**TASK TO CARRY OUT:** The exercise asks you to copy every line below in which "缠论买卖点" appears.

**DATA FOR THIS EXERCISE:**
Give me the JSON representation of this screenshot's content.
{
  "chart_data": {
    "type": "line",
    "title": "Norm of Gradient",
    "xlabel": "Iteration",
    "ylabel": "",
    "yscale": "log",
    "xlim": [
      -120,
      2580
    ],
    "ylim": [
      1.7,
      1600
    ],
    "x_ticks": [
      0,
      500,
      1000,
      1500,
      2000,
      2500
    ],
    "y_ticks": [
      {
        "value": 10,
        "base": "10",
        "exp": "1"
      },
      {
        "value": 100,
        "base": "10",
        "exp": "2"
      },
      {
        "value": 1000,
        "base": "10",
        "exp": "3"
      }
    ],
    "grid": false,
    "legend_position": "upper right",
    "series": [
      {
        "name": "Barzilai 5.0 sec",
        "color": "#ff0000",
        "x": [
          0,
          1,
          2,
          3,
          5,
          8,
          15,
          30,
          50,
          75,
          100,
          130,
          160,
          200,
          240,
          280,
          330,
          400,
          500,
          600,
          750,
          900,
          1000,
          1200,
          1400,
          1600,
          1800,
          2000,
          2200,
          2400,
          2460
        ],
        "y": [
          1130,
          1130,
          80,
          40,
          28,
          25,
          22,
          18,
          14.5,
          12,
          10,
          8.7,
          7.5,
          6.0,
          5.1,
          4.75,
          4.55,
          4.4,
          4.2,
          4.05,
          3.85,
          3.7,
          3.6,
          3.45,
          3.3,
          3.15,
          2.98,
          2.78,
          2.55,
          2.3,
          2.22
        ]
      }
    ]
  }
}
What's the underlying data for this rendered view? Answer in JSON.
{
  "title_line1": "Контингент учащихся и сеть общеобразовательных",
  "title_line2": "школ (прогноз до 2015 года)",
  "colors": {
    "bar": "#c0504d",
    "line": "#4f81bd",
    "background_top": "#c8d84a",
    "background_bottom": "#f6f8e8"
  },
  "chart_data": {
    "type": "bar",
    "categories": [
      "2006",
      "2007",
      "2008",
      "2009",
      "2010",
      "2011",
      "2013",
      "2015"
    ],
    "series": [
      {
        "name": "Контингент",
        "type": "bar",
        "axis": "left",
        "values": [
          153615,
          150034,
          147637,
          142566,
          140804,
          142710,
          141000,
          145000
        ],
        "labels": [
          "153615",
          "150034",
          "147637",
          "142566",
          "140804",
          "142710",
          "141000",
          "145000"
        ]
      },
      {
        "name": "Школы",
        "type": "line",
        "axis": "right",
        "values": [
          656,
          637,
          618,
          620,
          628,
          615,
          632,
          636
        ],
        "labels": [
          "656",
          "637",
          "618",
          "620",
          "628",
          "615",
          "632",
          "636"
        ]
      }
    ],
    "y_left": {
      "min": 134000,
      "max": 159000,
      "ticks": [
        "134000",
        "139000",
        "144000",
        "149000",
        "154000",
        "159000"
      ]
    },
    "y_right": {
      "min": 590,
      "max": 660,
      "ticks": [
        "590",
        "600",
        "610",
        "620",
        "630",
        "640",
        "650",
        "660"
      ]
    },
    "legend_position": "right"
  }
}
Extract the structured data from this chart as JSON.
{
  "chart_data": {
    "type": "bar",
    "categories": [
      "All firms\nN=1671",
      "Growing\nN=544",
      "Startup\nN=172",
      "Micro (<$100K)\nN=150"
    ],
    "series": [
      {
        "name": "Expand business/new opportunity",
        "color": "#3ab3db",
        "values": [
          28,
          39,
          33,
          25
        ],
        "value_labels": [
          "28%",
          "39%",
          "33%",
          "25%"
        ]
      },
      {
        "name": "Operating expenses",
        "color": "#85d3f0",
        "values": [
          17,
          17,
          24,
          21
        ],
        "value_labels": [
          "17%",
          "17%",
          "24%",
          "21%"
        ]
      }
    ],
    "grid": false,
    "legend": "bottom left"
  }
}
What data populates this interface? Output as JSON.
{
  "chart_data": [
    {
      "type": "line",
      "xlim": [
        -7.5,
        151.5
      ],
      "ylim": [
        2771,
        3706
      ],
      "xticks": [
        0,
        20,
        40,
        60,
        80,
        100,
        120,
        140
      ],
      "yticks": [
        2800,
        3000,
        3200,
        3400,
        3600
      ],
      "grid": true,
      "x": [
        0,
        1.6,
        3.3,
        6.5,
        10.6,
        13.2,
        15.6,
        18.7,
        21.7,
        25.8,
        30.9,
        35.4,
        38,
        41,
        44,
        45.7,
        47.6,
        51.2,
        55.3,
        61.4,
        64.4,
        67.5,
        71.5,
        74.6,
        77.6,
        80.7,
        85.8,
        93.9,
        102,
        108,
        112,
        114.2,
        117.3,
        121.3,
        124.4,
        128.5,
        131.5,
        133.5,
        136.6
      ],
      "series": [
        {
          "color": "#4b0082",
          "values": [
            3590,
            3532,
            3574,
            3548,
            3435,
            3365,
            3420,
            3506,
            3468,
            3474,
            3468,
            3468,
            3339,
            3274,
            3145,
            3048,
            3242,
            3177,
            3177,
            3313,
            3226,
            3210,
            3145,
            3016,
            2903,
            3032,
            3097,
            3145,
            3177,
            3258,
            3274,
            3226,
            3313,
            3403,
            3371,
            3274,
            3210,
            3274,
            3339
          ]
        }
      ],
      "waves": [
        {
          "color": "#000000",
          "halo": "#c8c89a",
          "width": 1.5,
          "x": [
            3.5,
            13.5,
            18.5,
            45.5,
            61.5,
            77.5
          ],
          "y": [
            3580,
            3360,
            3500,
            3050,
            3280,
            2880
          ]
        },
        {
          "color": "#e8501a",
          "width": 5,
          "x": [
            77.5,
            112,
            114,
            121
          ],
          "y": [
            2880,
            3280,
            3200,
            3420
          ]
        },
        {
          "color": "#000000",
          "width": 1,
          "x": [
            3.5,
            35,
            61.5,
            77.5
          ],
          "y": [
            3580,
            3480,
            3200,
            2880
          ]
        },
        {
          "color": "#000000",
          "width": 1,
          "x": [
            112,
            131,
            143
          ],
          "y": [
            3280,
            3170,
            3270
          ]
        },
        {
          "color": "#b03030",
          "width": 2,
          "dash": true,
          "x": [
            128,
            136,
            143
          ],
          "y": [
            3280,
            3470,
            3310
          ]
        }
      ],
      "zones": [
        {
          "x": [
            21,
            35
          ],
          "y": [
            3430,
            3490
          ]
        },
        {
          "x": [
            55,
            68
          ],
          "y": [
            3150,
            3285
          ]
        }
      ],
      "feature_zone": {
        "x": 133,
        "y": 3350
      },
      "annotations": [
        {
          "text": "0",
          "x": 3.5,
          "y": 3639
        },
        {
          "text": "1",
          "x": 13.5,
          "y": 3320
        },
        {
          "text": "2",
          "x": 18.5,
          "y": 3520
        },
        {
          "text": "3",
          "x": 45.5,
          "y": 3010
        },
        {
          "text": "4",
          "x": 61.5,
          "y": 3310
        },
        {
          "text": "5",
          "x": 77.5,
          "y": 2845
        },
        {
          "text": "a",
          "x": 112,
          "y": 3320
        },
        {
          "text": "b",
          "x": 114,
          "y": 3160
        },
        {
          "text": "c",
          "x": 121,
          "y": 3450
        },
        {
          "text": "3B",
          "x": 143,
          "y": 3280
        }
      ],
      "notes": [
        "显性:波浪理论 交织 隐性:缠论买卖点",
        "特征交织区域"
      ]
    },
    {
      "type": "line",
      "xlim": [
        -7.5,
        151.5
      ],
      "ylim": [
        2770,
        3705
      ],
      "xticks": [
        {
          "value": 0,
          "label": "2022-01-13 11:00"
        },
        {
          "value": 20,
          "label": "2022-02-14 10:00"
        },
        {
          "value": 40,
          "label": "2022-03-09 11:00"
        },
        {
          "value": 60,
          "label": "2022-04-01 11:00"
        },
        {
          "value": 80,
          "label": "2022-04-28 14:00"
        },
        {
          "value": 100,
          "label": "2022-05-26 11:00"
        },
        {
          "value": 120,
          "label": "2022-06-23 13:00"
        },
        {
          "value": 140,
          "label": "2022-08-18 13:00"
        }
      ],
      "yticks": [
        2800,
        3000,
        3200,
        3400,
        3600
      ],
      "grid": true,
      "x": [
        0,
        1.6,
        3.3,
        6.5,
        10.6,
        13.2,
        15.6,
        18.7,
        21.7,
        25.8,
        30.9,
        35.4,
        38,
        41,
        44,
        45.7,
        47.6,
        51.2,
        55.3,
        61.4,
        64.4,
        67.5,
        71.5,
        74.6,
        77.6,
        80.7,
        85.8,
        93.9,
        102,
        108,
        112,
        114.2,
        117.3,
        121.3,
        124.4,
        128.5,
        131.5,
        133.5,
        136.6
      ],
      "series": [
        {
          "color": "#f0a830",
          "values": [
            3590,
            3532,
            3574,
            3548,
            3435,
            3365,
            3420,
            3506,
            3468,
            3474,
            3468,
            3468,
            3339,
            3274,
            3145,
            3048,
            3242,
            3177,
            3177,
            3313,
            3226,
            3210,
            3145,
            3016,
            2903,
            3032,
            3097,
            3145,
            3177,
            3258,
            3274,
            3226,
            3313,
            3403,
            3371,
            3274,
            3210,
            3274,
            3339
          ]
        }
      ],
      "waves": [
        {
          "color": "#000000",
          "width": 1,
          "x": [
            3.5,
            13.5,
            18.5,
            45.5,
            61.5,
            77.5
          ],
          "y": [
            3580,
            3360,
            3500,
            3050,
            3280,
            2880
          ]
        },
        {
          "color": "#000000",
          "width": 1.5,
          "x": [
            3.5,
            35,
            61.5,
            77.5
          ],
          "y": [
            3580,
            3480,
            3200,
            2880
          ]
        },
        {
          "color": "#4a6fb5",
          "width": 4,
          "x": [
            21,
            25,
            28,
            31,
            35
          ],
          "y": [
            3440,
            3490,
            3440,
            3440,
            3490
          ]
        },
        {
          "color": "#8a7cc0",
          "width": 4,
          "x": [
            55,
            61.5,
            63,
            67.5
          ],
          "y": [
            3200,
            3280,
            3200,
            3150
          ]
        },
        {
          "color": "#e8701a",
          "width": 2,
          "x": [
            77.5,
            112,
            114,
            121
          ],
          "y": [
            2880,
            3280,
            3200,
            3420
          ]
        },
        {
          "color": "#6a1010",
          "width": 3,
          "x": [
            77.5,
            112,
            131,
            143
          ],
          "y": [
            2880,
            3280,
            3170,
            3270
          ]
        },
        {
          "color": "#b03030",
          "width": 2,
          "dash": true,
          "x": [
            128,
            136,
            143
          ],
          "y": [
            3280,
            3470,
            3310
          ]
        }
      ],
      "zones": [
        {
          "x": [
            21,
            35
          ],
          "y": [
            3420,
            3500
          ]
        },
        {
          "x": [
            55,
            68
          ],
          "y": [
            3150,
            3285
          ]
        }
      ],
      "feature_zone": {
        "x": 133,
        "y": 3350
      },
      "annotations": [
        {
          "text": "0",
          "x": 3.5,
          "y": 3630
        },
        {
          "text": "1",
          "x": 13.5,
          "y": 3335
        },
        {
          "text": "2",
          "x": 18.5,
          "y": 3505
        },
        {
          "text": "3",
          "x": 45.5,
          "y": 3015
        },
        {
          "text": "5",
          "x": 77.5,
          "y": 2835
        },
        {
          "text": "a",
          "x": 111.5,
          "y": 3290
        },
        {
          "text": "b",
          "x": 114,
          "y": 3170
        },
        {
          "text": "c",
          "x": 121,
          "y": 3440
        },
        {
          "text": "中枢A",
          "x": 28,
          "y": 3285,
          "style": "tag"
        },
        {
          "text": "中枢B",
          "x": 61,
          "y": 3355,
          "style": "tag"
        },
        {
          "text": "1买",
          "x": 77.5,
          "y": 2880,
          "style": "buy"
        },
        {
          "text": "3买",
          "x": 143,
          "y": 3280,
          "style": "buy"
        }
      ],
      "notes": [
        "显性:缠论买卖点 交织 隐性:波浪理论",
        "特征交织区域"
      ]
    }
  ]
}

**THE RESULT:**
        "显性:波浪理论 交织 隐性:缠论买卖点",
        "显性:缠论买卖点 交织 隐性:波浪理论",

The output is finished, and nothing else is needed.